▸ **AIM**
Omit the pictures, then reproduce every remaining record exactly.

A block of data
#####

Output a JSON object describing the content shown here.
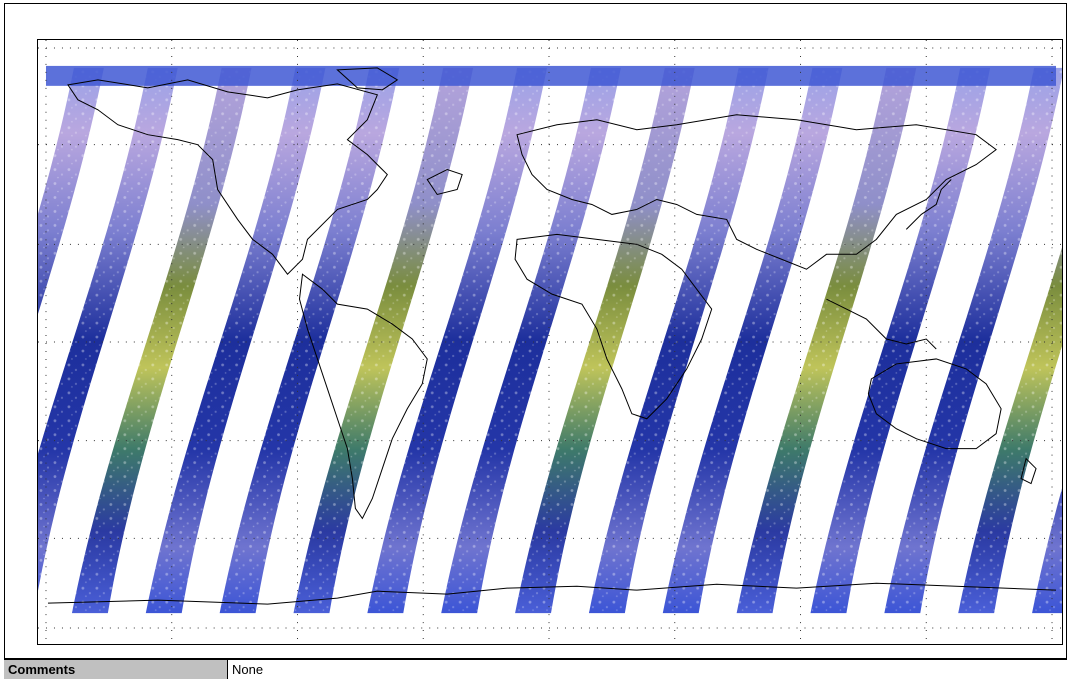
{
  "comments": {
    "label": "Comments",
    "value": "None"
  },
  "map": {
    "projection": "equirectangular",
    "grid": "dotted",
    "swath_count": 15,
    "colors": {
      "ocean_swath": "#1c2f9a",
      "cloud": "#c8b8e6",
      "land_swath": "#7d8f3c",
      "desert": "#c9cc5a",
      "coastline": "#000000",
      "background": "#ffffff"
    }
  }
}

#####

▸ **RESULT OF THIS TASK**
Output a JSON object describing the content shown here.
{
  "comments": {
    "label": "Comments",
    "value": "None"
  },
  "map": {
    "projection": "equirectangular",
    "grid": "dotted",
    "swath_count": 15,
    "colors": {
      "ocean_swath": "#1c2f9a",
      "cloud": "#c8b8e6",
      "land_swath": "#7d8f3c",
      "desert": "#c9cc5a",
      "coastline": "#000000",
      "background": "#ffffff"
    }
  }
}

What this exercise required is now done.